## Task statement
In how many lines of the data does the word "wird" appear? Give the number by itself.

## Task data
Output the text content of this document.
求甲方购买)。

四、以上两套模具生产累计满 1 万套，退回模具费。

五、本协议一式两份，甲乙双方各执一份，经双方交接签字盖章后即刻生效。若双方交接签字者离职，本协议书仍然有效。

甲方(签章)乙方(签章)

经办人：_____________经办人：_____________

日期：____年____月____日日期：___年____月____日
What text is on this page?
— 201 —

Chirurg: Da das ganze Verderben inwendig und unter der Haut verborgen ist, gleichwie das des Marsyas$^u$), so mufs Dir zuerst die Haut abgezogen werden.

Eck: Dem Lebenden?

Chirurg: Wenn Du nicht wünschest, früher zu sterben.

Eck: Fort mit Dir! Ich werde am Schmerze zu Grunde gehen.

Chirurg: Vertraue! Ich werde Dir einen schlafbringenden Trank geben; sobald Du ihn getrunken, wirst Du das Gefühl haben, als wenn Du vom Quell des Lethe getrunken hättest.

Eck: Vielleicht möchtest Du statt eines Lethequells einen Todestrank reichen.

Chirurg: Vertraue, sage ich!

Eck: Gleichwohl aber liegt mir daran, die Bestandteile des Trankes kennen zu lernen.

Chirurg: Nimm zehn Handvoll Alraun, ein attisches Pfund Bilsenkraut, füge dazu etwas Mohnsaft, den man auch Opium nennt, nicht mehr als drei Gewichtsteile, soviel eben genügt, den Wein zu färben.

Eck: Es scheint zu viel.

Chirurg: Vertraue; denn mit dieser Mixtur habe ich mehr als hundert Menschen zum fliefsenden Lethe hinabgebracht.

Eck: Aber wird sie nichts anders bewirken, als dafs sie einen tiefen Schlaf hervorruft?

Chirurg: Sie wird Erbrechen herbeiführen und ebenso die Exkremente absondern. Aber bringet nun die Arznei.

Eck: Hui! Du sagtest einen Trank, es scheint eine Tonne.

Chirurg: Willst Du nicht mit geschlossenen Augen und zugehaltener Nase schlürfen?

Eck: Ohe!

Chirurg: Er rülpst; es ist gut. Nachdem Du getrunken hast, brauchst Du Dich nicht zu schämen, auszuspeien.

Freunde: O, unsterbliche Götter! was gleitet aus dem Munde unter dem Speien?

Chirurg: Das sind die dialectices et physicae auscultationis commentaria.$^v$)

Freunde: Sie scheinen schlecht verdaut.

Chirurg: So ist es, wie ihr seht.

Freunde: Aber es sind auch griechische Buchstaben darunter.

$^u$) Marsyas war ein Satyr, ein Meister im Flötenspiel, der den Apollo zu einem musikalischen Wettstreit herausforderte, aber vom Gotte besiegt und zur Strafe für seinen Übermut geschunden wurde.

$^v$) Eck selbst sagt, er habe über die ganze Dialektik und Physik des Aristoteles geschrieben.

## Full answer
2